Troçki ve Kızıl Ordu – (John G. Wright)
Yazar: John G. Wright
Çeviri: Cemre Sava
ABD’li devrimci Marksist John G. Wright’ın Ekim 1941’de kaleme aldığı bu metin, marxists.org sitesindeki İngilizce orijinalinden ilk defa Türkçeye çevrilmiştir.
John G. Wright (1901-1956): Rus asıllı Yahudi Troçkist, çevirmen ve yazar. Gerçek adı Joseph “Usick” Vanzler. Troçki’nin eserlerinin İngilizce çevirilerini yapmıştır. Bugün Özbekistan’ın bir parçası olan Semerkand’da doğdu. Çocukluğunda Rusça, Fransızca, Latince ve Antik Yunanca öğrendi. I. Dünya Savaşı’nda ailesi ABD’ye göç etti ve Harvard Üniversitesi’nde kimya okudu. Üniversite eğitimini tamamlayamamış olsa da bugün doğum kontrol yöntemi olarak kullanılmaya devam edilen belirli bir spermisit jeli üretti ve bunun ticaretiyle hayatını kazanmaya başladı. Edith Rose Konikow ile evlendi; Edith’in babası doğum kontrolü aktivistlerinden ve ABD Komünist Partisi’nin kurucularından Dr. Antoinette Konikow’du. Eşinden etkilenen Vanzler, Kuzey Amerika’daki Troçkist hareketin o sıralardaki ismi olan Amerika Komünist Birliği’ne katıldı. Rusça’dan İngilizce’ye çeviriler gerçekleştirdi. 1938’de Dördüncü Enternasyonal’in ABD seksiyonu olan Sosyalist İşçi Partisi’nin kurucuları arasında yer aldı. 1938’den 1956’daki ölümüne kadar partinin Ulusal Komitesi’nin bir üyesiydi. Vanzler’in Militant ile The New International’da yayımlanmış yüzlerce makalesi bulunmaktadır.
####################
Yapılacak iş -
John G. Wright'ın hayatını tanıtan yukarıdaki metni son cümlesinden sonra devam ettirin.

Veri kesiti -
####################
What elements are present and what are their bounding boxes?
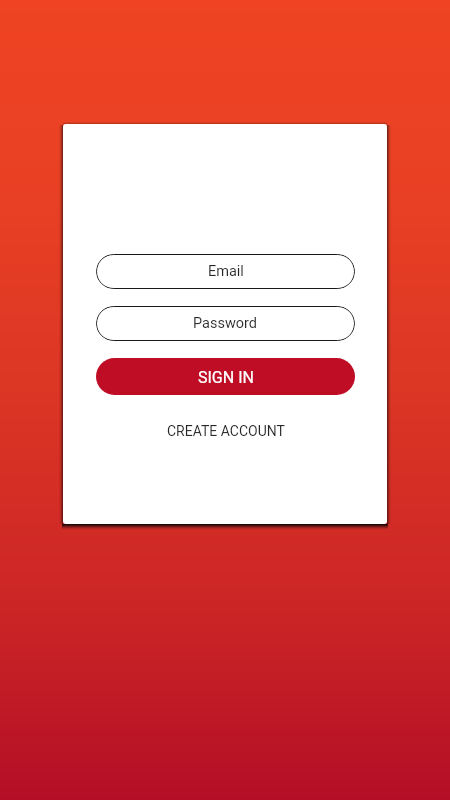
####################
Üretilen metin -
***
Kızıl Ordu ve Sovyet kitleleri, 1918-1920 İç Savaşı’nın eski Batı savaş alanlarında şimdi modern zamanların ikinci devrimci savaşını sürdürüyorlar. Bu muazzam mücadelenin ilk aşamaları, devrimci savaşı Kremlin’in bürokratik deli gömleğine sokmak için ellerinden gelen her şeyi yapan Stalin ve onun müfrezelerinden oluşan liderliğinde gerçekleşiyor. Ancak bu, Nazi-Sovyet çatışmasının sınıfsal doğasını değiştirmez ve değiştiremez. Rus devrimi şimdi, dünya emperyalizmine ve dünya karşıdevrimine karşı askerî mücadelesinin ikinci büyük bölümünü tarih sayfalarına yazıyor.
Sadece tarihin dilini okuyamayanlar, tüm dünyada ezilenlerin kalbinde yeni bir umut yakan Sovyet savaşçılarının kahramanlığının ve fethedilemeyen ruhunun anlamını anlayamayacaklardır. Ekim’in en büyük zaferleri hala yaşıyor! Ve devrimin en önemli kazanımlarından biri Kızıl Ordu’nun inşasıydı.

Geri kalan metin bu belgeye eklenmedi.